- **STATED TASK**:
Look through the data for the string "subscript". Copy every line where it is found.

--- BEGIN DATA ROWS ---

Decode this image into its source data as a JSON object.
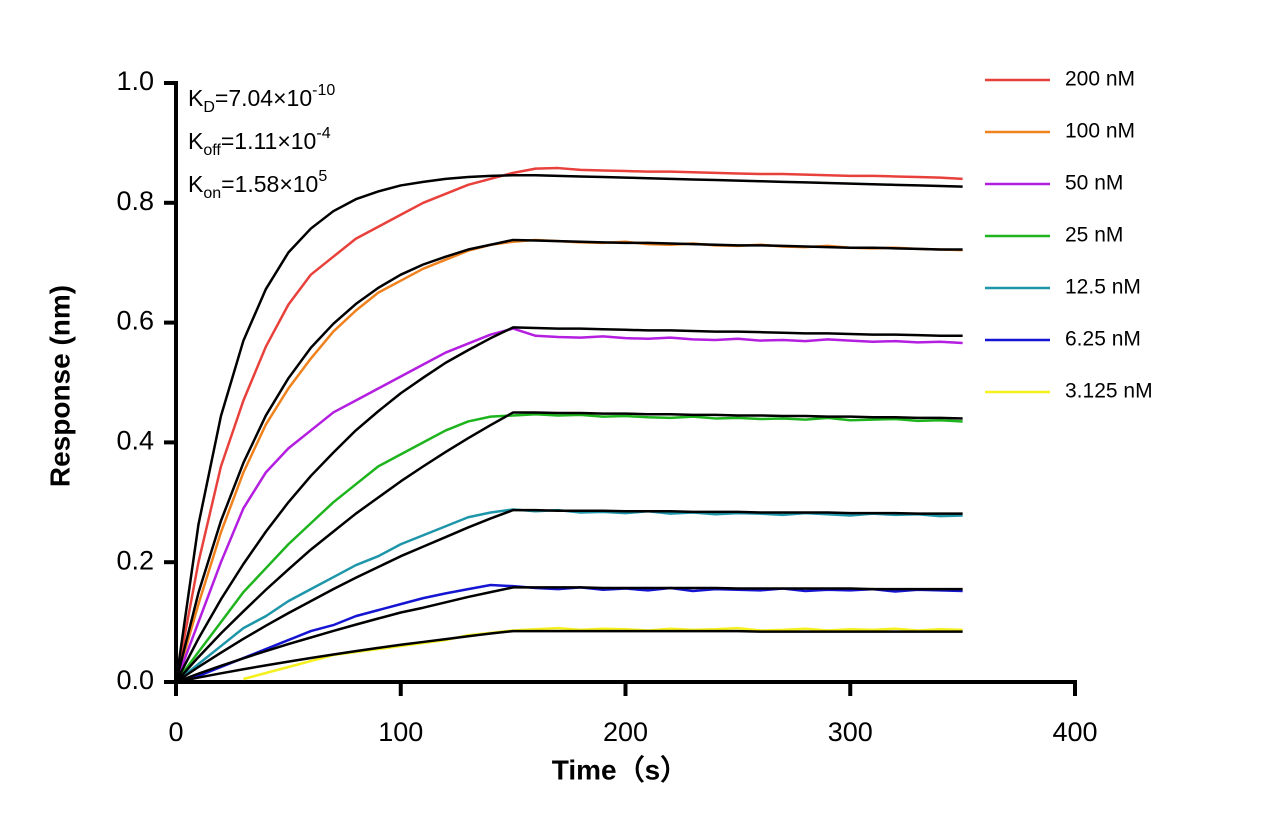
{
  "chart_data": {
    "type": "line",
    "x_label": "Time（s）",
    "y_label": "Response (nm)",
    "annotations": [
      {
        "symbol": "K",
        "subscript": "D",
        "text": "=7.04×10",
        "exponent": "-10"
      },
      {
        "symbol": "K",
        "subscript": "off",
        "text": "=1.11×10",
        "exponent": "-4"
      },
      {
        "symbol": "K",
        "subscript": "on",
        "text": "=1.58×10",
        "exponent": "5"
      }
    ],
    "xlim": [
      0,
      400
    ],
    "xticks": [
      0,
      100,
      200,
      300,
      400
    ],
    "ylim": [
      0,
      1.0
    ],
    "yticks": [
      {
        "value": 0,
        "label": "0.0"
      },
      0.2,
      0.4,
      0.6,
      0.8,
      {
        "value": 1.0,
        "label": "1.0"
      }
    ],
    "grid": false,
    "legend": "right",
    "x": [
      0,
      10,
      20,
      30,
      40,
      50,
      60,
      70,
      80,
      90,
      100,
      110,
      120,
      130,
      140,
      150,
      160,
      170,
      180,
      190,
      200,
      210,
      220,
      230,
      240,
      250,
      260,
      270,
      280,
      290,
      300,
      310,
      320,
      330,
      340,
      350
    ],
    "series": [
      {
        "name": "200 nM",
        "color": "#e8413c",
        "values": [
          0,
          0.2,
          0.36,
          0.47,
          0.56,
          0.63,
          0.68,
          0.71,
          0.74,
          0.76,
          0.78,
          0.8,
          0.815,
          0.83,
          0.84,
          0.85,
          0.857,
          0.858,
          0.855,
          0.854,
          0.853,
          0.852,
          0.852,
          0.851,
          0.85,
          0.849,
          0.848,
          0.848,
          0.847,
          0.846,
          0.845,
          0.845,
          0.844,
          0.843,
          0.842,
          0.84
        ]
      },
      {
        "name": "100 nM",
        "color": "#f0821e",
        "values": [
          0,
          0.13,
          0.25,
          0.35,
          0.43,
          0.49,
          0.54,
          0.585,
          0.62,
          0.65,
          0.67,
          0.69,
          0.705,
          0.72,
          0.73,
          0.735,
          0.738,
          0.736,
          0.734,
          0.733,
          0.735,
          0.731,
          0.73,
          0.732,
          0.729,
          0.728,
          0.73,
          0.727,
          0.726,
          0.728,
          0.725,
          0.724,
          0.725,
          0.723,
          0.722,
          0.721
        ]
      },
      {
        "name": "50 nM",
        "color": "#b41ee0",
        "values": [
          0,
          0.1,
          0.2,
          0.29,
          0.35,
          0.39,
          0.42,
          0.45,
          0.47,
          0.49,
          0.51,
          0.53,
          0.55,
          0.565,
          0.58,
          0.59,
          0.578,
          0.576,
          0.575,
          0.577,
          0.574,
          0.573,
          0.575,
          0.572,
          0.571,
          0.573,
          0.57,
          0.571,
          0.569,
          0.572,
          0.57,
          0.568,
          0.569,
          0.567,
          0.568,
          0.566
        ]
      },
      {
        "name": "25 nM",
        "color": "#1eb41e",
        "values": [
          0,
          0.05,
          0.1,
          0.15,
          0.19,
          0.23,
          0.265,
          0.3,
          0.33,
          0.36,
          0.38,
          0.4,
          0.42,
          0.435,
          0.443,
          0.445,
          0.447,
          0.445,
          0.446,
          0.443,
          0.444,
          0.442,
          0.441,
          0.443,
          0.44,
          0.441,
          0.439,
          0.44,
          0.438,
          0.441,
          0.437,
          0.438,
          0.439,
          0.436,
          0.437,
          0.435
        ]
      },
      {
        "name": "12.5 nM",
        "color": "#1e96aa",
        "values": [
          0,
          0.03,
          0.06,
          0.09,
          0.11,
          0.135,
          0.155,
          0.175,
          0.195,
          0.21,
          0.23,
          0.245,
          0.26,
          0.275,
          0.283,
          0.288,
          0.285,
          0.287,
          0.283,
          0.284,
          0.282,
          0.285,
          0.281,
          0.283,
          0.28,
          0.282,
          0.281,
          0.279,
          0.282,
          0.28,
          0.278,
          0.281,
          0.279,
          0.28,
          0.277,
          0.278
        ]
      },
      {
        "name": "6.25 nM",
        "color": "#1414d2",
        "values": [
          0,
          0.01,
          0.025,
          0.04,
          0.055,
          0.07,
          0.085,
          0.095,
          0.11,
          0.12,
          0.13,
          0.14,
          0.148,
          0.155,
          0.162,
          0.16,
          0.157,
          0.155,
          0.158,
          0.154,
          0.156,
          0.153,
          0.157,
          0.152,
          0.155,
          0.154,
          0.153,
          0.156,
          0.152,
          0.154,
          0.153,
          0.155,
          0.151,
          0.154,
          0.153,
          0.152
        ]
      },
      {
        "name": "3.125 nM",
        "color": "#f5f01e",
        "values": [
          null,
          null,
          null,
          0.005,
          0.015,
          0.025,
          0.035,
          0.045,
          0.05,
          0.055,
          0.06,
          0.065,
          0.07,
          0.078,
          0.082,
          0.086,
          0.088,
          0.09,
          0.087,
          0.089,
          0.088,
          0.086,
          0.089,
          0.087,
          0.088,
          0.09,
          0.086,
          0.087,
          0.089,
          0.086,
          0.088,
          0.087,
          0.089,
          0.086,
          0.088,
          0.087
        ]
      }
    ],
    "fit_series": [
      {
        "color": "#000000",
        "values": [
          0,
          0.263,
          0.444,
          0.57,
          0.656,
          0.717,
          0.757,
          0.786,
          0.806,
          0.819,
          0.829,
          0.835,
          0.84,
          0.843,
          0.845,
          0.846,
          0.846,
          0.845,
          0.844,
          0.843,
          0.842,
          0.841,
          0.84,
          0.839,
          0.838,
          0.837,
          0.836,
          0.835,
          0.834,
          0.833,
          0.832,
          0.831,
          0.83,
          0.829,
          0.828,
          0.827
        ]
      },
      {
        "color": "#000000",
        "values": [
          0,
          0.149,
          0.269,
          0.366,
          0.445,
          0.507,
          0.558,
          0.598,
          0.631,
          0.658,
          0.68,
          0.697,
          0.71,
          0.722,
          0.73,
          0.738,
          0.737,
          0.736,
          0.735,
          0.734,
          0.733,
          0.733,
          0.732,
          0.731,
          0.73,
          0.729,
          0.729,
          0.728,
          0.727,
          0.726,
          0.725,
          0.725,
          0.724,
          0.723,
          0.722,
          0.722
        ]
      },
      {
        "color": "#000000",
        "values": [
          0,
          0.0725,
          0.138,
          0.197,
          0.251,
          0.3,
          0.344,
          0.383,
          0.42,
          0.452,
          0.482,
          0.508,
          0.533,
          0.554,
          0.574,
          0.592,
          0.591,
          0.59,
          0.59,
          0.589,
          0.588,
          0.587,
          0.587,
          0.586,
          0.585,
          0.585,
          0.584,
          0.583,
          0.582,
          0.582,
          0.581,
          0.58,
          0.58,
          0.579,
          0.578,
          0.578
        ]
      },
      {
        "color": "#000000",
        "values": [
          0,
          0.0416,
          0.0811,
          0.118,
          0.154,
          0.188,
          0.221,
          0.251,
          0.281,
          0.308,
          0.335,
          0.36,
          0.384,
          0.407,
          0.429,
          0.45,
          0.45,
          0.449,
          0.449,
          0.448,
          0.448,
          0.447,
          0.447,
          0.446,
          0.446,
          0.445,
          0.445,
          0.444,
          0.444,
          0.443,
          0.443,
          0.442,
          0.442,
          0.441,
          0.441,
          0.44
        ]
      },
      {
        "color": "#000000",
        "values": [
          0,
          0.025,
          0.049,
          0.072,
          0.094,
          0.115,
          0.135,
          0.155,
          0.174,
          0.192,
          0.21,
          0.226,
          0.242,
          0.258,
          0.273,
          0.287,
          0.287,
          0.286,
          0.286,
          0.286,
          0.285,
          0.285,
          0.285,
          0.284,
          0.284,
          0.284,
          0.283,
          0.283,
          0.283,
          0.283,
          0.282,
          0.282,
          0.282,
          0.281,
          0.281,
          0.281
        ]
      },
      {
        "color": "#000000",
        "values": [
          0,
          0.0138,
          0.027,
          0.0396,
          0.0517,
          0.0633,
          0.0743,
          0.0853,
          0.0958,
          0.106,
          0.116,
          0.124,
          0.133,
          0.142,
          0.15,
          0.158,
          0.158,
          0.158,
          0.158,
          0.157,
          0.157,
          0.157,
          0.157,
          0.157,
          0.157,
          0.156,
          0.156,
          0.156,
          0.156,
          0.156,
          0.156,
          0.155,
          0.155,
          0.155,
          0.155,
          0.155
        ]
      },
      {
        "color": "#000000",
        "values": [
          0,
          0.0074,
          0.0145,
          0.0213,
          0.0278,
          0.034,
          0.04,
          0.0459,
          0.0515,
          0.0569,
          0.0622,
          0.0669,
          0.0716,
          0.0764,
          0.081,
          0.085,
          0.085,
          0.085,
          0.085,
          0.085,
          0.085,
          0.085,
          0.085,
          0.085,
          0.085,
          0.085,
          0.084,
          0.084,
          0.084,
          0.084,
          0.084,
          0.084,
          0.084,
          0.084,
          0.084,
          0.084
        ]
      }
    ]
  }
}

--- END DATA ROWS ---

- **FINAL RESULT**:
        "subscript": "D",
        "subscript": "off",
        "subscript": "on",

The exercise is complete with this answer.